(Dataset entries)

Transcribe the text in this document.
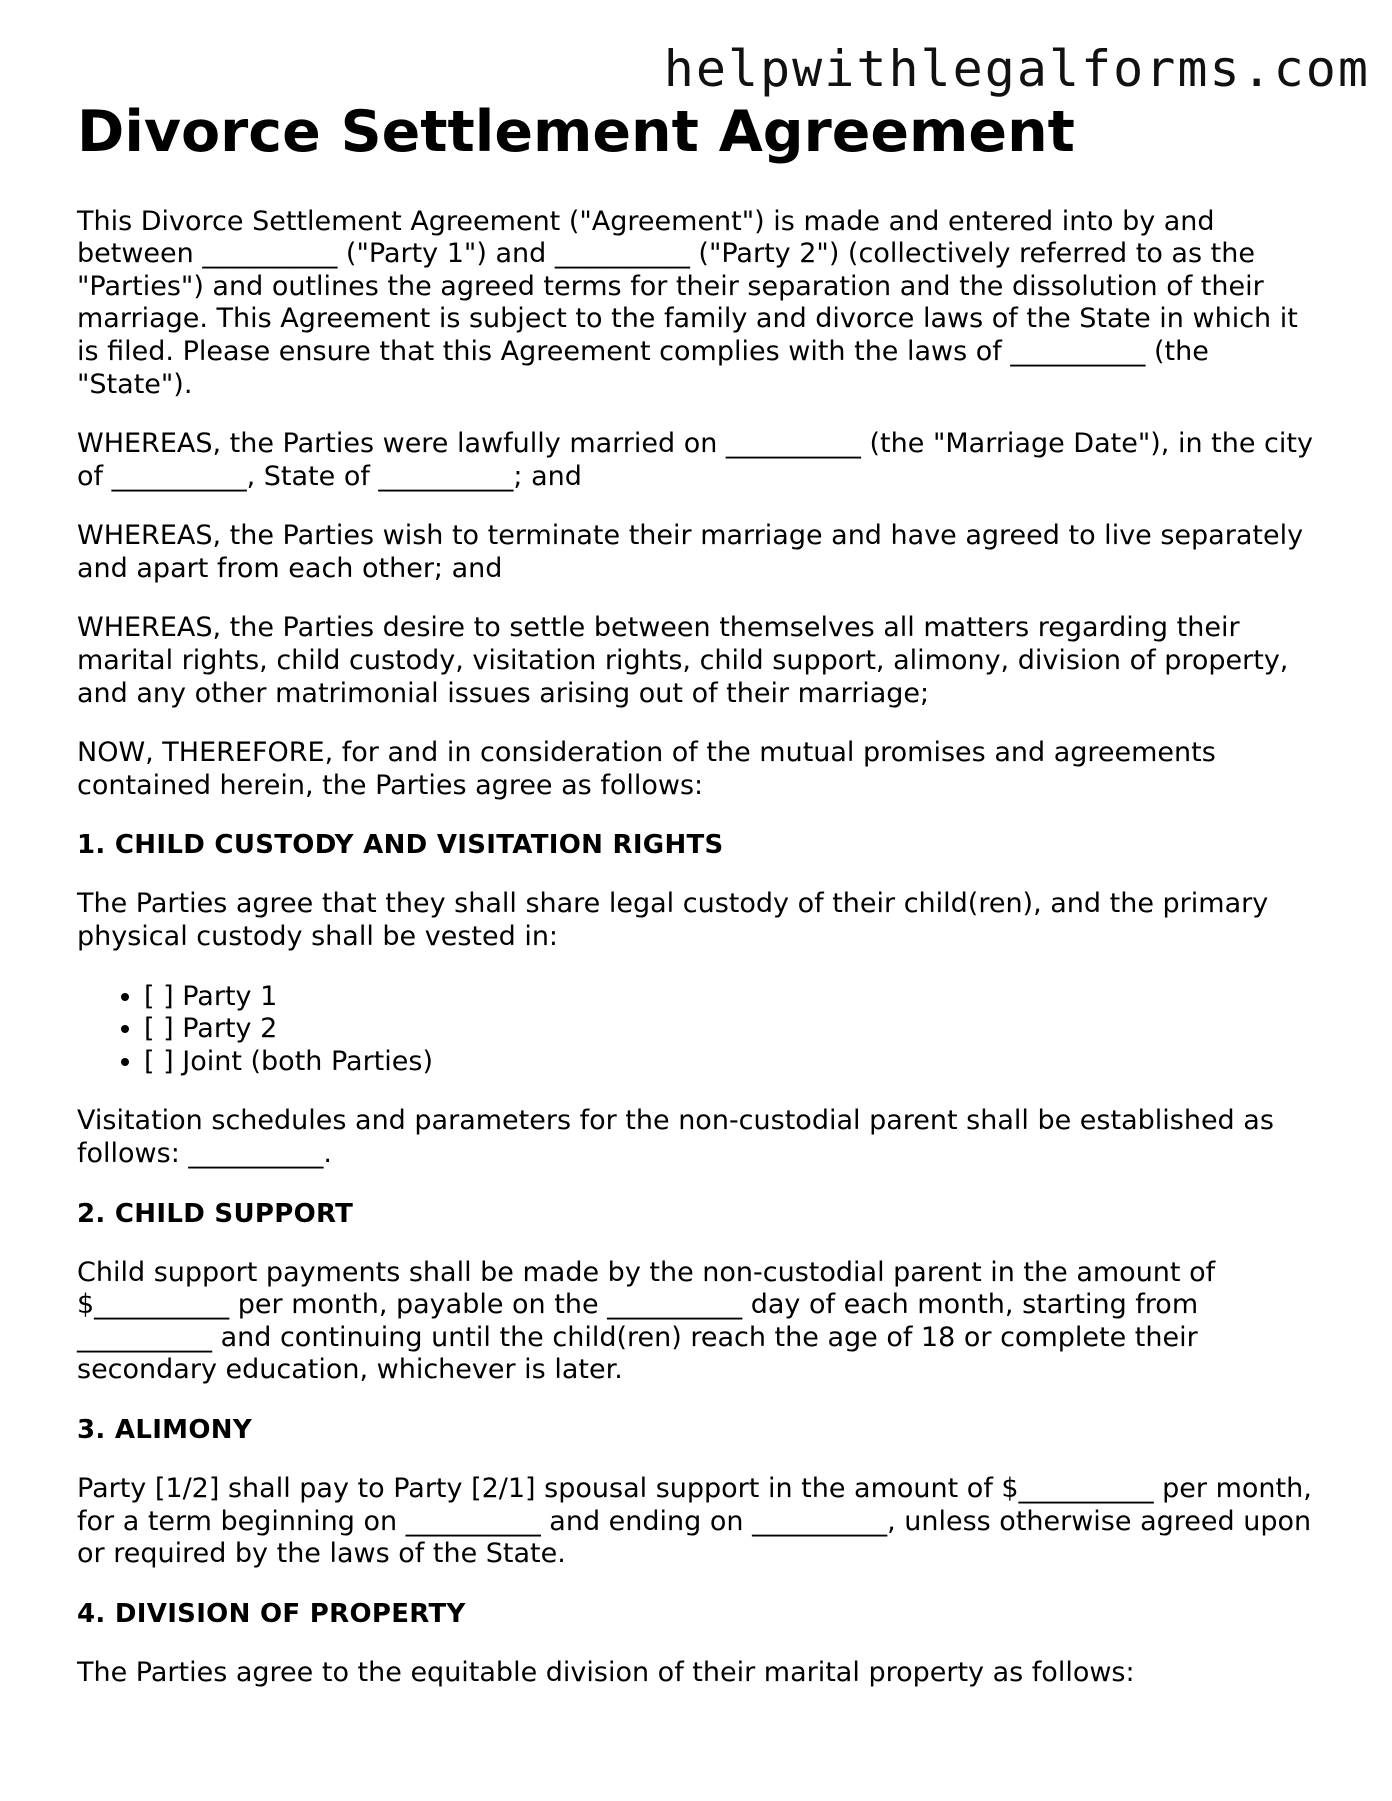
helpwithlegalforms.com
Divorce Settlement Agreement

This Divorce Settlement Agreement ("Agreement") is made and entered into by and between __________ ("Party 1") and __________ ("Party 2") (collectively referred to as the "Parties") and outlines the agreed terms for their separation and the dissolution of their marriage. This Agreement is subject to the family and divorce laws of the State in which it is filed. Please ensure that this Agreement complies with the laws of __________ (the "State").

WHEREAS, the Parties were lawfully married on __________ (the "Marriage Date"), in the city of __________, State of __________; and

WHEREAS, the Parties wish to terminate their marriage and have agreed to live separately and apart from each other; and

WHEREAS, the Parties desire to settle between themselves all matters regarding their marital rights, child custody, visitation rights, child support, alimony, division of property, and any other matrimonial issues arising out of their marriage;

NOW, THEREFORE, for and in consideration of the mutual promises and agreements contained herein, the Parties agree as follows:

1. CHILD CUSTODY AND VISITATION RIGHTS

The Parties agree that they shall share legal custody of their child(ren), and the primary physical custody shall be vested in:

• [ ] Party 1
• [ ] Party 2
• [ ] Joint (both Parties)

Visitation schedules and parameters for the non-custodial parent shall be established as follows: __________.

2. CHILD SUPPORT

Child support payments shall be made by the non-custodial parent in the amount of $__________ per month, payable on the __________ day of each month, starting from __________ and continuing until the child(ren) reach the age of 18 or complete their secondary education, whichever is later.

3. ALIMONY

Party [1/2] shall pay to Party [2/1] spousal support in the amount of $__________ per month, for a term beginning on __________ and ending on __________, unless otherwise agreed upon or required by the laws of the State.

4. DIVISION OF PROPERTY

The Parties agree to the equitable division of their marital property as follows:
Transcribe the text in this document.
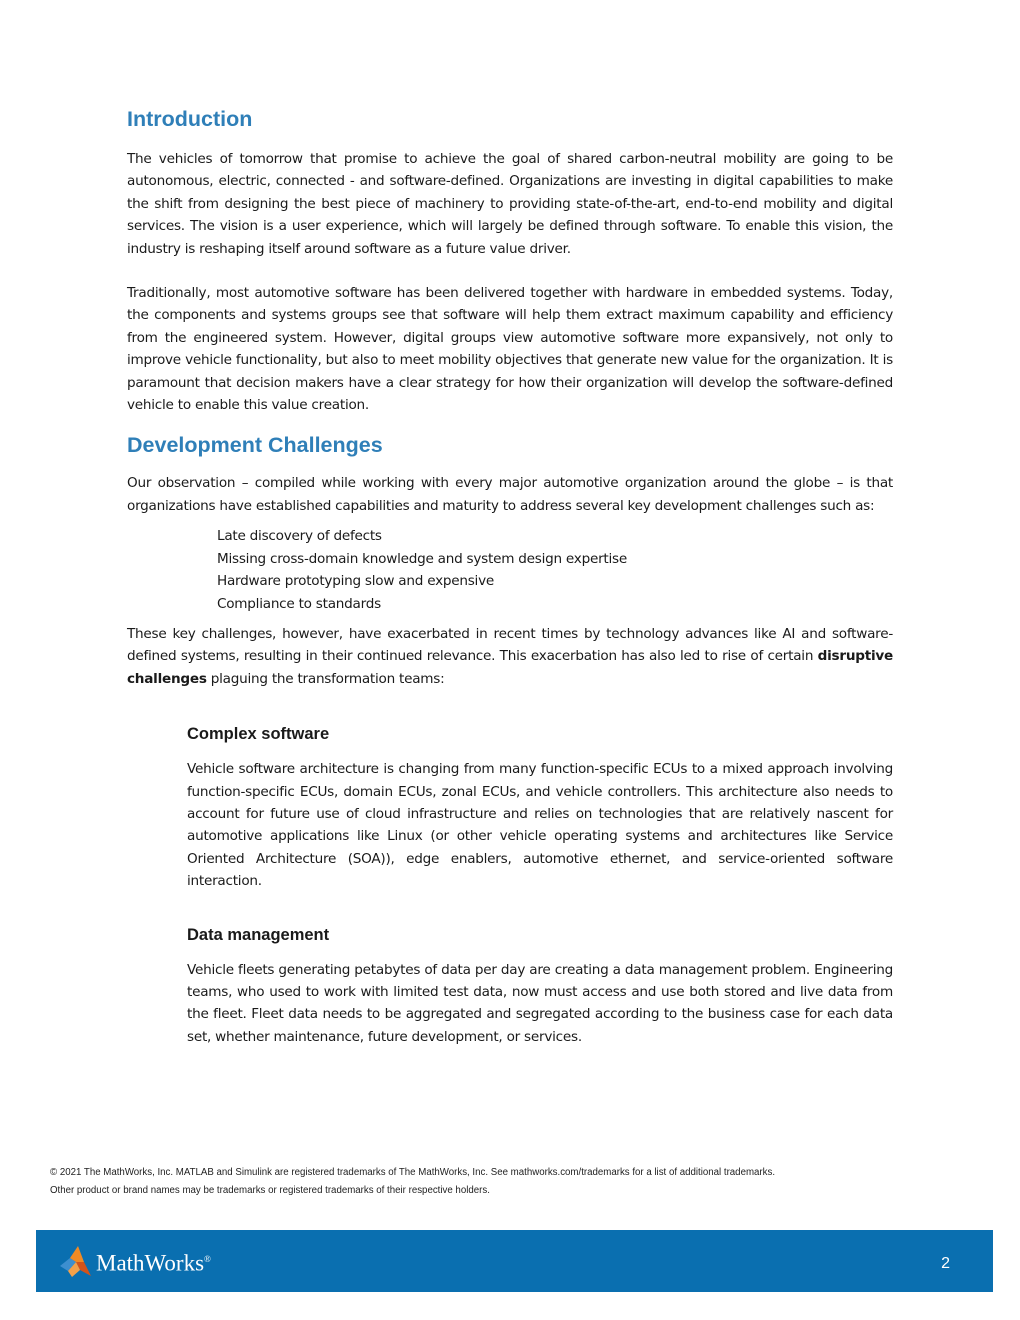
Introduction

The vehicles of tomorrow that promise to achieve the goal of shared carbon-neutral mobility are going to be autonomous, electric, connected - and software-defined. Organizations are investing in digital capabilities to make the shift from designing the best piece of machinery to providing state-of-the-art, end-to-end mobility and digital services. The vision is a user experience, which will largely be defined through software. To enable this vision, the industry is reshaping itself around software as a future value driver.

Traditionally, most automotive software has been delivered together with hardware in embedded systems. Today, the components and systems groups see that software will help them extract maximum capability and efficiency from the engineered system. However, digital groups view automotive software more expansively, not only to improve vehicle functionality, but also to meet mobility objectives that generate new value for the organization. It is paramount that decision makers have a clear strategy for how their organization will develop the software-defined vehicle to enable this value creation.

Development Challenges

Our observation – compiled while working with every major automotive organization around the globe – is that organizations have established capabilities and maturity to address several key development challenges such as:

Late discovery of defects
Missing cross-domain knowledge and system design expertise
Hardware prototyping slow and expensive
Compliance to standards

These key challenges, however, have exacerbated in recent times by technology advances like AI and software-defined systems, resulting in their continued relevance. This exacerbation has also led to rise of certain disruptive challenges plaguing the transformation teams:

Complex software

Vehicle software architecture is changing from many function-specific ECUs to a mixed approach involving function-specific ECUs, domain ECUs, zonal ECUs, and vehicle controllers. This architecture also needs to account for future use of cloud infrastructure and relies on technologies that are relatively nascent for automotive applications like Linux (or other vehicle operating systems and architectures like Service Oriented Architecture (SOA)), edge enablers, automotive ethernet, and service-oriented software interaction.

Data management

Vehicle fleets generating petabytes of data per day are creating a data management problem. Engineering teams, who used to work with limited test data, now must access and use both stored and live data from the fleet. Fleet data needs to be aggregated and segregated according to the business case for each data set, whether maintenance, future development, or services.

© 2021 The MathWorks, Inc. MATLAB and Simulink are registered trademarks of The MathWorks, Inc. See mathworks.com/trademarks for a list of additional trademarks.
Other product or brand names may be trademarks or registered trademarks of their respective holders.
MathWorks®	2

> [What this task involves] Retype the data above exactly; pictures are not part of the copy.

> [Finished exercise]
Transcribe the text in this document.
helpwithlegalforms.com
Divorce Settlement Agreement

This Divorce Settlement Agreement ("Agreement") is made and entered into by and between __________ ("Party 1") and __________ ("Party 2") (collectively referred to as the "Parties") and outlines the agreed terms for their separation and the dissolution of their marriage. This Agreement is subject to the family and divorce laws of the State in which it is filed. Please ensure that this Agreement complies with the laws of __________ (the "State").

WHEREAS, the Parties were lawfully married on __________ (the "Marriage Date"), in the city of __________, State of __________; and

WHEREAS, the Parties wish to terminate their marriage and have agreed to live separately and apart from each other; and

WHEREAS, the Parties desire to settle between themselves all matters regarding their marital rights, child custody, visitation rights, child support, alimony, division of property, and any other matrimonial issues arising out of their marriage;

NOW, THEREFORE, for and in consideration of the mutual promises and agreements contained herein, the Parties agree as follows:

1. CHILD CUSTODY AND VISITATION RIGHTS

The Parties agree that they shall share legal custody of their child(ren), and the primary physical custody shall be vested in:

• [ ] Party 1
• [ ] Party 2
• [ ] Joint (both Parties)

Visitation schedules and parameters for the non-custodial parent shall be established as follows: __________.

2. CHILD SUPPORT

Child support payments shall be made by the non-custodial parent in the amount of $__________ per month, payable on the __________ day of each month, starting from __________ and continuing until the child(ren) reach the age of 18 or complete their secondary education, whichever is later.

3. ALIMONY

Party [1/2] shall pay to Party [2/1] spousal support in the amount of $__________ per month, for a term beginning on __________ and ending on __________, unless otherwise agreed upon or required by the laws of the State.

4. DIVISION OF PROPERTY

The Parties agree to the equitable division of their marital property as follows:
Transcribe the text in this document.
Introduction

The vehicles of tomorrow that promise to achieve the goal of shared carbon-neutral mobility are going to be autonomous, electric, connected - and software-defined. Organizations are investing in digital capabilities to make the shift from designing the best piece of machinery to providing state-of-the-art, end-to-end mobility and digital services. The vision is a user experience, which will largely be defined through software. To enable this vision, the industry is reshaping itself around software as a future value driver.

Traditionally, most automotive software has been delivered together with hardware in embedded systems. Today, the components and systems groups see that software will help them extract maximum capability and efficiency from the engineered system. However, digital groups view automotive software more expansively, not only to improve vehicle functionality, but also to meet mobility objectives that generate new value for the organization. It is paramount that decision makers have a clear strategy for how their organization will develop the software-defined vehicle to enable this value creation.

Development Challenges

Our observation – compiled while working with every major automotive organization around the globe – is that organizations have established capabilities and maturity to address several key development challenges such as:

Late discovery of defects
Missing cross-domain knowledge and system design expertise
Hardware prototyping slow and expensive
Compliance to standards

These key challenges, however, have exacerbated in recent times by technology advances like AI and software-defined systems, resulting in their continued relevance. This exacerbation has also led to rise of certain disruptive challenges plaguing the transformation teams:

Complex software

Vehicle software architecture is changing from many function-specific ECUs to a mixed approach involving function-specific ECUs, domain ECUs, zonal ECUs, and vehicle controllers. This architecture also needs to account for future use of cloud infrastructure and relies on technologies that are relatively nascent for automotive applications like Linux (or other vehicle operating systems and architectures like Service Oriented Architecture (SOA)), edge enablers, automotive ethernet, and service-oriented software interaction.

Data management

Vehicle fleets generating petabytes of data per day are creating a data management problem. Engineering teams, who used to work with limited test data, now must access and use both stored and live data from the fleet. Fleet data needs to be aggregated and segregated according to the business case for each data set, whether maintenance, future development, or services.

© 2021 The MathWorks, Inc. MATLAB and Simulink are registered trademarks of The MathWorks, Inc. See mathworks.com/trademarks for a list of additional trademarks.
Other product or brand names may be trademarks or registered trademarks of their respective holders.
MathWorks®	2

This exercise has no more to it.